As usual, the album’s production is uniformly innovative, hyper-digital, and psychedelic, mainly courtesy of Mike as well as peers like Adé Hakim and Navy Blue. Mike’s been a forefront figure in this niche since his 2017 breakout May God Bless Your Hustle, and the seemingly boundless variation he’s delivered across his output since suggests he’s staying there. After all, what sound in hip-hop is beyond this? Indeed, despite being one of Mike’s longest releases, Tears of Joy’s 20 tracks may be his most engrossing yet. Anyone looking for a full-on introduction to his or sLUms’ music would do well to start here. -John Warlick

Neon Vectors – Bigger Grooves

One of my favorite moments of musical discovery this year was stumbling upon Neon Vectors’ performance at Electronicon 2 – the L.A. festival thrown by modern vaporware label/purveyor 100% Electronica. An enthralling set from start to finish, I immediately went back and listened to her latest album Bigger Grooves, a feverish blast of electronic tunes that ranks among 2019’s most addicting dance records.

Though it does have its roots in modern vaporwave, Neon Vectors’ music encompasses so much more than that – a riveting blender of future-funk, nu-disco, smooth jazz, house, and more. Right out of the gate, the opening title track is a swelling clash of futuristic and nostalgic grooves. Chimey keyboards, chopped-up vocal samples and propulsive house beats all get swept away with a dreamy, wave-like force. From there, the energy never lets up. “Just Chillin Bro” is a dazzling banger driven by airy production and mesmerizing saxophone chords that hit euphoric heights. What’s so impressive about Neon Vectors is her ability as a producer to corral so many wide-ranging, eclectic layers into a cohesive, transporting, and meditative listening experience. The palette of sounds that she works with here is perfectly rendered and impeccably timed. From the warbling synths, echoey vocal samples and hypnotic disco textures of “Record Store” to the funk basslines and shimmering keyboard melodies of “UuUUuu,” there’s a galvanizing energy that builds and crashes at every turn.

========================

According to the album reviews, where did the writer first come across Neon Vectors? You won't need the records for this.

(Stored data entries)

========================

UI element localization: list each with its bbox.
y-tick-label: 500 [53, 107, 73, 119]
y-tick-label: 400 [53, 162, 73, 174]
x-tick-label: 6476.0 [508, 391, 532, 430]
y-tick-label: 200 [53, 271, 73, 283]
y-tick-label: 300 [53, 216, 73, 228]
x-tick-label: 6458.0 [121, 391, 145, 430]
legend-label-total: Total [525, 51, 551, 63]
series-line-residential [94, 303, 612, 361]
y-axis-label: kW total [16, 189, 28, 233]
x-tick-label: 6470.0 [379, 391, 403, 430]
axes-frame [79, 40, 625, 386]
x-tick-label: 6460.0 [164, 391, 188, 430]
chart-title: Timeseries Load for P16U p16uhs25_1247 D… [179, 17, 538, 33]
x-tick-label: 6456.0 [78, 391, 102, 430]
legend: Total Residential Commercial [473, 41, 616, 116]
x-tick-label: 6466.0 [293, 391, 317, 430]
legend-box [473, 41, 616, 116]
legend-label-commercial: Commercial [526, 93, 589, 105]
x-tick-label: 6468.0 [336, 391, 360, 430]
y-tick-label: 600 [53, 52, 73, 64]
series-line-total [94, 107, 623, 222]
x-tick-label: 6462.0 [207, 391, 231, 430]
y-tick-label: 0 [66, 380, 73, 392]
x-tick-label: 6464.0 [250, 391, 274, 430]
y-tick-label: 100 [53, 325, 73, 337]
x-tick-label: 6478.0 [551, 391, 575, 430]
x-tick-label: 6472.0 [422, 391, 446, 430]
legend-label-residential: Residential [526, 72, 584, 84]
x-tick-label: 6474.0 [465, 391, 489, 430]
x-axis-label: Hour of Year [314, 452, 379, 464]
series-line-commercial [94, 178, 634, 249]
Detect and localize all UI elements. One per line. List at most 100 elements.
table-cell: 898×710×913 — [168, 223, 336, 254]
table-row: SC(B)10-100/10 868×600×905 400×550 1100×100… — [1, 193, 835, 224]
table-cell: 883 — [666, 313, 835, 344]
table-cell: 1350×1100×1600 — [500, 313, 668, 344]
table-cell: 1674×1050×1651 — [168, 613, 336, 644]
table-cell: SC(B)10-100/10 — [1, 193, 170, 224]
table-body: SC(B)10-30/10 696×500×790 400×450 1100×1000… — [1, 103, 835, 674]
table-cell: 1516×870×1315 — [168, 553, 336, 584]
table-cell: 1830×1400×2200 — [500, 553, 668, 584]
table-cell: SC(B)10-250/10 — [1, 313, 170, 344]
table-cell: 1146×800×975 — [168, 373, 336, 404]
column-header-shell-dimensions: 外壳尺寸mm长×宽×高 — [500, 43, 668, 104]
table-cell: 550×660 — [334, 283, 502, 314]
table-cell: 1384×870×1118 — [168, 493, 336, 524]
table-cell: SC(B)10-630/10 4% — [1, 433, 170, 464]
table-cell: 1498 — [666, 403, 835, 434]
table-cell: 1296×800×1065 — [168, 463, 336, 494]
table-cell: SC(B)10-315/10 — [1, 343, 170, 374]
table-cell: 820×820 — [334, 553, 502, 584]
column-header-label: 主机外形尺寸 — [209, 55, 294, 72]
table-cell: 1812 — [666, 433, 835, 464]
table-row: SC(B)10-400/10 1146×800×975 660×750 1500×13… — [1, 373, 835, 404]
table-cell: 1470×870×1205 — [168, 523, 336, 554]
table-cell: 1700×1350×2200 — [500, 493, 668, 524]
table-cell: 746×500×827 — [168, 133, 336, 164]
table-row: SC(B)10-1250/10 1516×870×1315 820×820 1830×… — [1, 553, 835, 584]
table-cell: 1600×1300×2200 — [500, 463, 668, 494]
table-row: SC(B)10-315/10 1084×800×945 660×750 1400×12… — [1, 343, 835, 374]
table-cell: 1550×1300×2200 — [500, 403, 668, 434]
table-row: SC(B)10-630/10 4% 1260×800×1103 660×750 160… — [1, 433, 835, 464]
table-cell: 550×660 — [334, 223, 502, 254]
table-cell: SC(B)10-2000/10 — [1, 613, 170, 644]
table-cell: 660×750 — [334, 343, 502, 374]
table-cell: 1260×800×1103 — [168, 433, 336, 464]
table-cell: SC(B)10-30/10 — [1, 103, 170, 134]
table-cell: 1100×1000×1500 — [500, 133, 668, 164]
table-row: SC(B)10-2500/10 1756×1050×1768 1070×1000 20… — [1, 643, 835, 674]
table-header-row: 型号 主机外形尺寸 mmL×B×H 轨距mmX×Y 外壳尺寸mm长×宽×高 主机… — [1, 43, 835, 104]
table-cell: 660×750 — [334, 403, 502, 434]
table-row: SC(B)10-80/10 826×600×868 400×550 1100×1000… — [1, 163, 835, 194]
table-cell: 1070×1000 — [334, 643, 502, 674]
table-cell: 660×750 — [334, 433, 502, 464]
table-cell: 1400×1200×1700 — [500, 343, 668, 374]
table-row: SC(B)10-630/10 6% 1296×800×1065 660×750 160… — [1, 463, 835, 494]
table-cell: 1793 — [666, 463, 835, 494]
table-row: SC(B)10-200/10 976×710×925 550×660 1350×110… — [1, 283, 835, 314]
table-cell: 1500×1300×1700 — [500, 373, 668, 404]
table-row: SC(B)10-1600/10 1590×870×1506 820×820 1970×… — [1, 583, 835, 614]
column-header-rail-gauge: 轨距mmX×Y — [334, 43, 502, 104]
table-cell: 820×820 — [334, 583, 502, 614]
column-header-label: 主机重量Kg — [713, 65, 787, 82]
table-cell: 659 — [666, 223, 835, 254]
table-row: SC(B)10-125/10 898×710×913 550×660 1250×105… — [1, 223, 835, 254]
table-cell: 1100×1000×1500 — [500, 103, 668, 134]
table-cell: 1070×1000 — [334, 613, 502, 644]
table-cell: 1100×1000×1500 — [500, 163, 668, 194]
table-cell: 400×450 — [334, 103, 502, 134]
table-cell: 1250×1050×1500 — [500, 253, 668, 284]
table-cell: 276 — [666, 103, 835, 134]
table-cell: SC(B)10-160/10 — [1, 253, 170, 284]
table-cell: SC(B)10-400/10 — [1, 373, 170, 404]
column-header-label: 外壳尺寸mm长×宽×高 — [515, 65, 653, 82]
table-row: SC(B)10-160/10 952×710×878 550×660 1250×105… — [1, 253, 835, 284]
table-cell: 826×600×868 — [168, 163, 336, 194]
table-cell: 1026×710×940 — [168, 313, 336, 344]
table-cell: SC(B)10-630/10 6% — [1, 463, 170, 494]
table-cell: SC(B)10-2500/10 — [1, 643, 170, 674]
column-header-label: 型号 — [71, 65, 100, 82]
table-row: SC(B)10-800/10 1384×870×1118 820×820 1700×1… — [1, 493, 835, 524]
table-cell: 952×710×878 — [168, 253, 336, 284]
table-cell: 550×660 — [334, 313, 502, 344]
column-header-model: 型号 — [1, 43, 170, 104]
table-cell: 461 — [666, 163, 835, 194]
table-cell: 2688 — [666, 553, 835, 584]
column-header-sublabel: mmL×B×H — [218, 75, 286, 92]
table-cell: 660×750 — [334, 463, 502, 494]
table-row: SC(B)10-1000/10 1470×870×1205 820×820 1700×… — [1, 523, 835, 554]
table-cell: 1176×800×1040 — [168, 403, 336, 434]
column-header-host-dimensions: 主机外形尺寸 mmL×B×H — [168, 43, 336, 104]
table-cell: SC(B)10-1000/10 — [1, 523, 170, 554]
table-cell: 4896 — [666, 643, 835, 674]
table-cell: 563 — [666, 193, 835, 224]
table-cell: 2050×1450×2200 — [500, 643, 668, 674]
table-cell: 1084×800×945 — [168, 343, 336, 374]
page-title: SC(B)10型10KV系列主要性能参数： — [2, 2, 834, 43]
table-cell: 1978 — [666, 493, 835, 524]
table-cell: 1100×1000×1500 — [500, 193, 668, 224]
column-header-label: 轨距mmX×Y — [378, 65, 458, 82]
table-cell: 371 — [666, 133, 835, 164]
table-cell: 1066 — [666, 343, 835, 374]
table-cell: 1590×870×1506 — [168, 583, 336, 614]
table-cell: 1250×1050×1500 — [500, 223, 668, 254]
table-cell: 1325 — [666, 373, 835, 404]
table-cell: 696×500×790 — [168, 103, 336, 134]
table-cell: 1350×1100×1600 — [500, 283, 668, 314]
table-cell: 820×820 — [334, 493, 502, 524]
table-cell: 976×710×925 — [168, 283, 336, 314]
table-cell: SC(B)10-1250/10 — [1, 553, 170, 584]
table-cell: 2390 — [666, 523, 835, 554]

========================

## Response area
At her performance at Electronicon 2, the L.A. festival thrown by 100% Electronica.